====== Extracted records

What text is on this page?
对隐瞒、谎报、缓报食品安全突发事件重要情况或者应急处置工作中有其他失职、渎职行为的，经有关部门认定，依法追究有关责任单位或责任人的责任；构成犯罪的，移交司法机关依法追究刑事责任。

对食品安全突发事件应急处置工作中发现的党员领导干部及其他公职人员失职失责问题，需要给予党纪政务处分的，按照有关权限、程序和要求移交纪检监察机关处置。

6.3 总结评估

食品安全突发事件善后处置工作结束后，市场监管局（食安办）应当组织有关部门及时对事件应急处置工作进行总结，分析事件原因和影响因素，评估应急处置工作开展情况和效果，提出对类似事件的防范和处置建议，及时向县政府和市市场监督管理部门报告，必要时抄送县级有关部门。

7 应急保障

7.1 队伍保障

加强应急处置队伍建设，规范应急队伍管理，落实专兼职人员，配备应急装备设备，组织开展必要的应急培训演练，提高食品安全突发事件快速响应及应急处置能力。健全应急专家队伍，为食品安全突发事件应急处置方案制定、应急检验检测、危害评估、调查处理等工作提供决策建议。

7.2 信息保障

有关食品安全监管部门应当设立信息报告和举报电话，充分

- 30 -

============

■ Instruction ■
Copy out each record exactly as given, omitting none.

■ The response ■
What text is on this page?
对隐瞒、谎报、缓报食品安全突发事件重要情况或者应急处置工作中有其他失职、渎职行为的，经有关部门认定，依法追究有关责任单位或责任人的责任；构成犯罪的，移交司法机关依法追究刑事责任。

对食品安全突发事件应急处置工作中发现的党员领导干部及其他公职人员失职失责问题，需要给予党纪政务处分的，按照有关权限、程序和要求移交纪检监察机关处置。

6.3 总结评估

食品安全突发事件善后处置工作结束后，市场监管局（食安办）应当组织有关部门及时对事件应急处置工作进行总结，分析事件原因和影响因素，评估应急处置工作开展情况和效果，提出对类似事件的防范和处置建议，及时向县政府和市市场监督管理部门报告，必要时抄送县级有关部门。

7 应急保障

7.1 队伍保障

加强应急处置队伍建设，规范应急队伍管理，落实专兼职人员，配备应急装备设备，组织开展必要的应急培训演练，提高食品安全突发事件快速响应及应急处置能力。健全应急专家队伍，为食品安全突发事件应急处置方案制定、应急检验检测、危害评估、调查处理等工作提供决策建议。

7.2 信息保障

有关食品安全监管部门应当设立信息报告和举报电话，充分

- 30 -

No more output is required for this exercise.